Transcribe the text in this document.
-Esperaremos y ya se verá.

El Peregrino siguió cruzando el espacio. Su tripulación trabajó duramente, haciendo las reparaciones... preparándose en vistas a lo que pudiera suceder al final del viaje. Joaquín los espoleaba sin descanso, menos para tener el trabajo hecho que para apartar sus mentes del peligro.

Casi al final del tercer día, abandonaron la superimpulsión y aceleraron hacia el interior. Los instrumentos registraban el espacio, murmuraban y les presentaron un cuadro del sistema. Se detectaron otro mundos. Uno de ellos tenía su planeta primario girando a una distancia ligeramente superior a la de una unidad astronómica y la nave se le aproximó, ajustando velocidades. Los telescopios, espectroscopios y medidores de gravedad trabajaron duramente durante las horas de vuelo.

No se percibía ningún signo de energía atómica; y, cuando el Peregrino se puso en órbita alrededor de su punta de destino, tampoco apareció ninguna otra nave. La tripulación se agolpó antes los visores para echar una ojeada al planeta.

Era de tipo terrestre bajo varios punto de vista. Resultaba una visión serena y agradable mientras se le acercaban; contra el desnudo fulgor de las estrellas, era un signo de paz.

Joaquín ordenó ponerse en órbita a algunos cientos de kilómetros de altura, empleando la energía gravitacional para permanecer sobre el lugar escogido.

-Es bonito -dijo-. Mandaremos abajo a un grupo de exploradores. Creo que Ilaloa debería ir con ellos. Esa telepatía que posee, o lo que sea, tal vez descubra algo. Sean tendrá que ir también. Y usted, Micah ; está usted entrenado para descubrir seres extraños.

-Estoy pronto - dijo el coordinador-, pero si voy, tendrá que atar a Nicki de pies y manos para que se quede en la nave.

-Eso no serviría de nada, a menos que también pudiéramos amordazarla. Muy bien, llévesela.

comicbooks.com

**Given task**. Using the exact wording, write out all of the records.

**The response**.
Transcribe the text in this document.
-Esperaremos y ya se verá.

El Peregrino siguió cruzando el espacio. Su tripulación trabajó duramente, haciendo las reparaciones... preparándose en vistas a lo que pudiera suceder al final del viaje. Joaquín los espoleaba sin descanso, menos para tener el trabajo hecho que para apartar sus mentes del peligro.

Casi al final del tercer día, abandonaron la superimpulsión y aceleraron hacia el interior. Los instrumentos registraban el espacio, murmuraban y les presentaron un cuadro del sistema. Se detectaron otro mundos. Uno de ellos tenía su planeta primario girando a una distancia ligeramente superior a la de una unidad astronómica y la nave se le aproximó, ajustando velocidades. Los telescopios, espectroscopios y medidores de gravedad trabajaron duramente durante las horas de vuelo.

No se percibía ningún signo de energía atómica; y, cuando el Peregrino se puso en órbita alrededor de su punta de destino, tampoco apareció ninguna otra nave. La tripulación se agolpó antes los visores para echar una ojeada al planeta.

Era de tipo terrestre bajo varios punto de vista. Resultaba una visión serena y agradable mientras se le acercaban; contra el desnudo fulgor de las estrellas, era un signo de paz.

Joaquín ordenó ponerse en órbita a algunos cientos de kilómetros de altura, empleando la energía gravitacional para permanecer sobre el lugar escogido.

-Es bonito -dijo-. Mandaremos abajo a un grupo de exploradores. Creo que Ilaloa debería ir con ellos. Esa telepatía que posee, o lo que sea, tal vez descubra algo. Sean tendrá que ir también. Y usted, Micah ; está usted entrenado para descubrir seres extraños.

-Estoy pronto - dijo el coordinador-, pero si voy, tendrá que atar a Nicki de pies y manos para que se quede en la nave.

-Eso no serviría de nada, a menos que también pudiéramos amordazarla. Muy bien, llévesela.

comicbooks.com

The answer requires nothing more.